Selected passage
The objective of the review was to explore the experiences of Scandinavian women with abortions on request, that is, before, during and after the intervention.
In Scandinavia, the primary issues surrounding the abortion debate to date have been women's legal rights to an abortion, and, to a lesser extent, how women experience an abortion on request and how society could and should support them. This systematic review investigated Scandinavian women's experiences in relation to this intervention.
The current review included all studies that focused on adult women (aged 15 and over) living in Scandinavia (Denmark, Sweden and Norway) who have experienced an abortion on request (a medically or surgically induced abortion without a medical indication for the mother or child, described here as an “abortion on request”). The phenomena of interest were Scandinavian women's experiences in relation to an abortion on request, that is, before, during and after the intervention, and self-reported psychosocial or psychological health consequences following the abortion. This systematic review focused on Scandinavian hospital or clinical environments where authorized medical personnel performed abortions on request. This review considered studies that focused on qualitative data including, but not limited to, designs such as phenomenology, grounded theory, ethnography, action research and feminist research.
A three-step search strategy was used to identify published and unpublished studies from 1973 to June 2016. The comprehensive literature search identified nine studies that met the inclusion criteria. These nine studies were assessed by two independent reviewers using the standardized critical appraisal instruments from the Joanna Briggs Institute (JBI). Six of these studies were deemed to be of sufficient methodological quality for inclusion in this systematic review. Data were extracted from the six included studies using the standardized data extraction tool from JBI. A total of 24 qualitative research findings were pooled using JBI methodology.
A total of six studies met the inclusion criteria, with a total of 80 participants. Twenty-four research findings were extracted and grouped into six categories that were synthesized into three synthesized findings: 1) Experiences in connection with the decision-making process; 2) Experiences in connection with the procedure; and 3) Experiences after abortion. The vast majority of participants were aged 15 to 24 years at the time of the abortion. Conclusions and recommendations for practice apply to Scandinavian women within this age group.
This systematic review indicates that young Scandinavians consider it a woman's responsibility to obtain and use contraceptives and that young women seeking an abortion on request have little knowledge of their own bodies with respect to fertility and their menstrual cycles. Young Scandinavian women between the ages of 15 and 24 years seeking an abortion on request experience conflicted feelings. They feel both joy and shame about their pregnancies and, during the decision-making process, are torn between the possibility of motherhood and the reasonable and expected choice of abortion that is supported by their parents and friends. The majority of women experience worse-than-expected pain and discomfort in connection with the abortion procedure. The approach of healthcare staff to women's physical needs is described as good and professional, but there is little or no focus on the women's emotional and existential needs. After abortions on request, young women express ambivalence: relief that the pregnancy has been terminated, coupled with a feeling of loss. Some suffer from guilt and some express regret.

Work request
According to the abortion review summary, how many participants did the included studies have in total?

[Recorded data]
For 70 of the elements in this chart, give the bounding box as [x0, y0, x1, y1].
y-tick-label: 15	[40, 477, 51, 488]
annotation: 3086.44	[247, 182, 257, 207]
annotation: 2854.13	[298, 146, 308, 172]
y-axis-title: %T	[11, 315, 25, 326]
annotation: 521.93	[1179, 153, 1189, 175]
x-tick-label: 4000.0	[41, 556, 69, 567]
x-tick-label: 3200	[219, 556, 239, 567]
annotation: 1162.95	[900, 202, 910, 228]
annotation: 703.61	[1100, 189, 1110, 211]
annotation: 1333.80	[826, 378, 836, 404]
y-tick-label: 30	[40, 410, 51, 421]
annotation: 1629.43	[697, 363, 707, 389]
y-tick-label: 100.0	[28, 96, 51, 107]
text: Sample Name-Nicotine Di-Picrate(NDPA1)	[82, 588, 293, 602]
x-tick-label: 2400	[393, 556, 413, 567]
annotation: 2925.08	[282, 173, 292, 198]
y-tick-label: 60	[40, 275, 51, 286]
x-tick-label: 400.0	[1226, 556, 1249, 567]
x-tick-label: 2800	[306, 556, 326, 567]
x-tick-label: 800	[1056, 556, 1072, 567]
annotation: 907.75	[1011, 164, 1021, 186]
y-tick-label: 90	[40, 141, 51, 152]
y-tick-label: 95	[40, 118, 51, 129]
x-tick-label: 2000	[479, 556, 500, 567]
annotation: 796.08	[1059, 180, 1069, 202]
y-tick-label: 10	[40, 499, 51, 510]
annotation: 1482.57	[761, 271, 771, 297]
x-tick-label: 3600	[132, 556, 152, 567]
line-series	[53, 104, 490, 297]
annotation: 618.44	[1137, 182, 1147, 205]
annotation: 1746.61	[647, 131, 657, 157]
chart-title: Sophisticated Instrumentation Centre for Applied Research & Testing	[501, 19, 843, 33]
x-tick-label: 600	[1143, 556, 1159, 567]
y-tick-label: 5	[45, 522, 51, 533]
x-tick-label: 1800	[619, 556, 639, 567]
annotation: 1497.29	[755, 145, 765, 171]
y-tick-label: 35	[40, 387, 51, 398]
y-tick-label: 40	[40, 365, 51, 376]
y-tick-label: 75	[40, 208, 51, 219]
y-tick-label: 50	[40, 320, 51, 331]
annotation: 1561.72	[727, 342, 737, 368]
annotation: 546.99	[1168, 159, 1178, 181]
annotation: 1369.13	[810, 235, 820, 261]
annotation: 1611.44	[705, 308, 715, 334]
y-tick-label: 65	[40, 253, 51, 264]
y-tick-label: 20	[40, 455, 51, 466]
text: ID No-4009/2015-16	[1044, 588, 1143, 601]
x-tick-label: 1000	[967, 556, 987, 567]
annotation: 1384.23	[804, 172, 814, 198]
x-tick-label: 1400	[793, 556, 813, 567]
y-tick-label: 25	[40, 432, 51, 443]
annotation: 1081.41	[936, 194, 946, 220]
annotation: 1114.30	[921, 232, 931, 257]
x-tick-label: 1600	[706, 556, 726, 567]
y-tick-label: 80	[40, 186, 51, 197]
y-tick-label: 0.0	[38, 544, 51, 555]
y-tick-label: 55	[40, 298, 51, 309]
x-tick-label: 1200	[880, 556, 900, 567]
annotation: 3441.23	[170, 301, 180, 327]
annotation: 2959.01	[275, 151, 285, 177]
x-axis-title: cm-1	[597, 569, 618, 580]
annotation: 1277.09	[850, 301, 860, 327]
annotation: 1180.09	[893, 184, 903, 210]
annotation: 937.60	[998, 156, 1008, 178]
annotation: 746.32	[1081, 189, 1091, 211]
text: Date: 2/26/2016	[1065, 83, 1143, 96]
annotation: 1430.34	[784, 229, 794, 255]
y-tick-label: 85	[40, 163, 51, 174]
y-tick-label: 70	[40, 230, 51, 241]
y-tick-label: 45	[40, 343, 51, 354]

The completed task
The six included studies had a total of 80 participants.